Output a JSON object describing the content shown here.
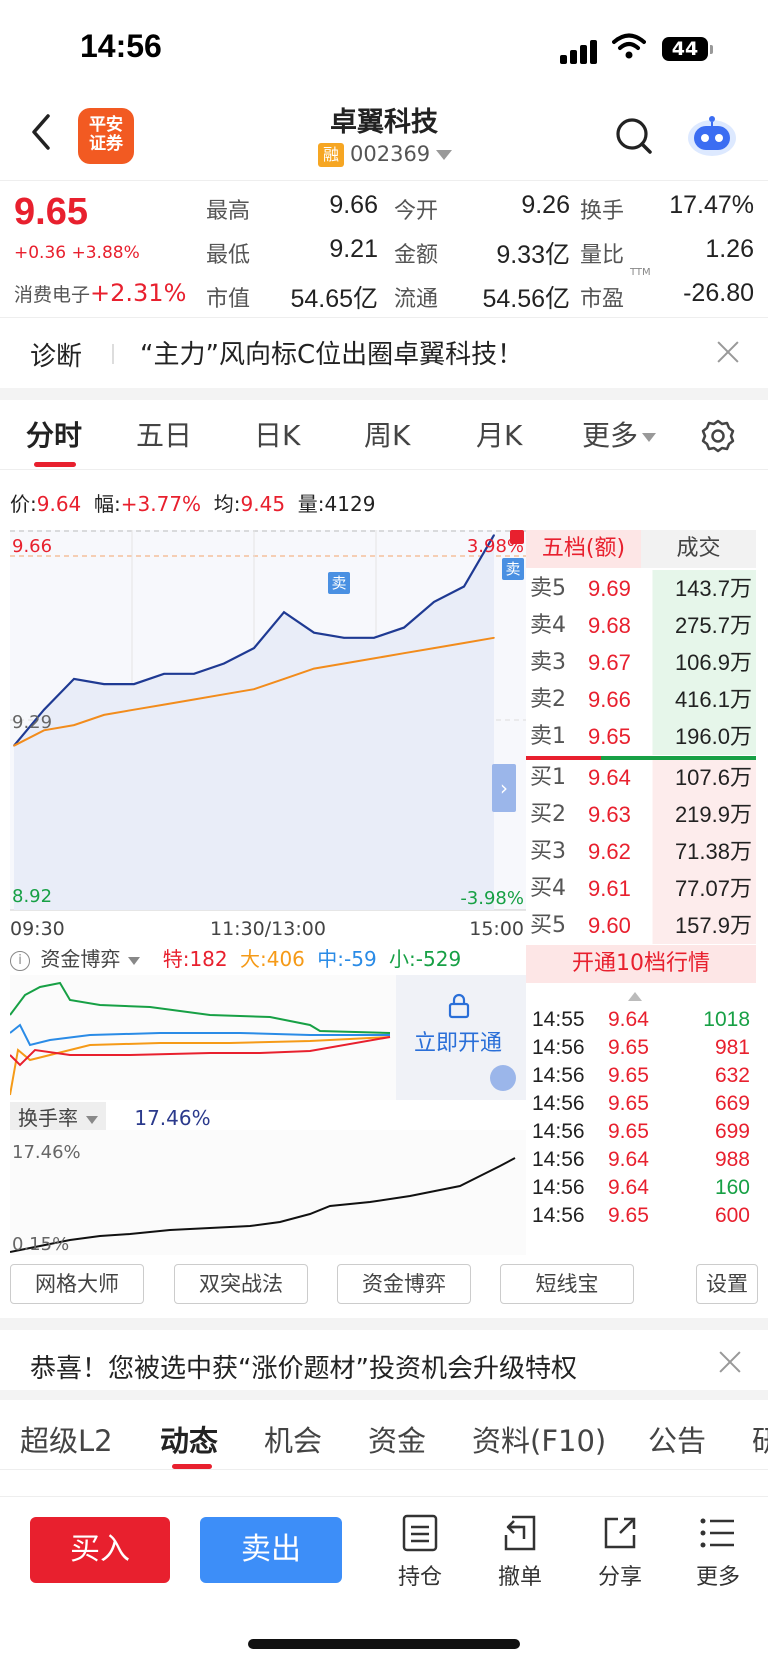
{
  "status": {
    "time": "14:56",
    "battery": "44"
  },
  "header": {
    "logo_line1": "平安",
    "logo_line2": "证券",
    "title": "卓翼科技",
    "margin_badge": "融",
    "code": "002369"
  },
  "quote": {
    "price": "9.65",
    "change": "+0.36 +3.88%",
    "sector_name": "消费电子",
    "sector_change": "+2.31%",
    "high_label": "最高",
    "high": "9.66",
    "open_label": "今开",
    "open": "9.26",
    "turnover_label": "换手",
    "turnover": "17.47%",
    "low_label": "最低",
    "low": "9.21",
    "amount_label": "金额",
    "amount": "9.33亿",
    "vol_ratio_label": "量比",
    "vol_ratio": "1.26",
    "mktcap_label": "市值",
    "mktcap": "54.65亿",
    "float_label": "流通",
    "float": "54.56亿",
    "pe_label": "市盈",
    "pe_suffix": "TTM",
    "pe": "-26.80"
  },
  "diagnosis": {
    "label": "诊断",
    "text": "“主力”风向标C位出圈卓翼科技！"
  },
  "chart_tabs": [
    "分时",
    "五日",
    "日K",
    "周K",
    "月K",
    "更多"
  ],
  "info_line": {
    "price_label": "价:",
    "price": "9.64",
    "amp_label": "幅:",
    "amp": "+3.77%",
    "avg_label": "均:",
    "avg": "9.45",
    "vol_label": "量:",
    "vol": "4129"
  },
  "chart_labels": {
    "top_left": "9.66",
    "top_right": "3.98%",
    "mid_left": "9.29",
    "bottom_left": "8.92",
    "bottom_right": "-3.98%",
    "t_start": "09:30",
    "t_mid": "11:30/13:00",
    "t_end": "15:00",
    "sell_mark": "卖"
  },
  "chart_data": {
    "type": "line",
    "title": "",
    "xlabel": "",
    "ylabel": "",
    "x": [
      "09:30",
      "09:45",
      "10:00",
      "10:15",
      "10:30",
      "10:45",
      "11:00",
      "11:15",
      "11:30/13:00",
      "13:15",
      "13:30",
      "13:45",
      "14:00",
      "14:15",
      "14:30",
      "14:45",
      "14:55"
    ],
    "ylim": [
      8.92,
      9.66
    ],
    "series": [
      {
        "values": [
          9.24,
          9.31,
          9.37,
          9.36,
          9.36,
          9.38,
          9.38,
          9.4,
          9.43,
          9.5,
          9.46,
          9.45,
          9.45,
          9.47,
          9.52,
          9.55,
          9.65
        ]
      },
      {
        "values": [
          9.24,
          9.27,
          9.28,
          9.3,
          9.31,
          9.32,
          9.33,
          9.34,
          9.35,
          9.37,
          9.39,
          9.4,
          9.41,
          9.42,
          9.43,
          9.44,
          9.45
        ]
      }
    ]
  },
  "orderbook": {
    "head_left": "五档(额)",
    "head_right": "成交",
    "asks": [
      {
        "label": "卖5",
        "price": "9.69",
        "amount": "143.7万"
      },
      {
        "label": "卖4",
        "price": "9.68",
        "amount": "275.7万"
      },
      {
        "label": "卖3",
        "price": "9.67",
        "amount": "106.9万"
      },
      {
        "label": "卖2",
        "price": "9.66",
        "amount": "416.1万"
      },
      {
        "label": "卖1",
        "price": "9.65",
        "amount": "196.0万"
      }
    ],
    "bids": [
      {
        "label": "买1",
        "price": "9.64",
        "amount": "107.6万"
      },
      {
        "label": "买2",
        "price": "9.63",
        "amount": "219.9万"
      },
      {
        "label": "买3",
        "price": "9.62",
        "amount": "71.38万"
      },
      {
        "label": "买4",
        "price": "9.61",
        "amount": "77.07万"
      },
      {
        "label": "买5",
        "price": "9.60",
        "amount": "157.9万"
      }
    ],
    "open_level10": "开通10档行情"
  },
  "trades": [
    {
      "time": "14:55",
      "price": "9.64",
      "vol": "1018"
    },
    {
      "time": "14:56",
      "price": "9.65",
      "vol": "981"
    },
    {
      "time": "14:56",
      "price": "9.65",
      "vol": "632"
    },
    {
      "time": "14:56",
      "price": "9.65",
      "vol": "669"
    },
    {
      "time": "14:56",
      "price": "9.65",
      "vol": "699"
    },
    {
      "time": "14:56",
      "price": "9.64",
      "vol": "988"
    },
    {
      "time": "14:56",
      "price": "9.64",
      "vol": "160"
    },
    {
      "time": "14:56",
      "price": "9.65",
      "vol": "600"
    }
  ],
  "fund": {
    "label": "资金博弈",
    "special": "特:182",
    "large": "大:406",
    "medium": "中:-59",
    "small": "小:-529",
    "unlock": "立即开通"
  },
  "turnover_chart": {
    "label": "换手率",
    "value": "17.46%",
    "top": "17.46%",
    "bottom": "0.15%"
  },
  "tools": [
    "网格大师",
    "双突战法",
    "资金博弈",
    "短线宝",
    "设置"
  ],
  "promo": {
    "text": "恭喜！您被选中获“涨价题材”投资机会升级特权"
  },
  "news_tabs": [
    "超级L2",
    "动态",
    "机会",
    "资金",
    "资料(F10)",
    "公告",
    "研"
  ],
  "bottom": {
    "buy": "买入",
    "sell": "卖出",
    "hold": "持仓",
    "cancel": "撤单",
    "share": "分享",
    "more": "更多"
  },
  "colors": {
    "up": "#e8202e",
    "down": "#17a045",
    "price_line": "#1f3a93",
    "avg_line": "#f28c1c",
    "sell_button": "#3d8ef8"
  }
}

### Objective:
Tally up the lines in the records that contain the word "text" and give only the total.

### Exercise solution:
2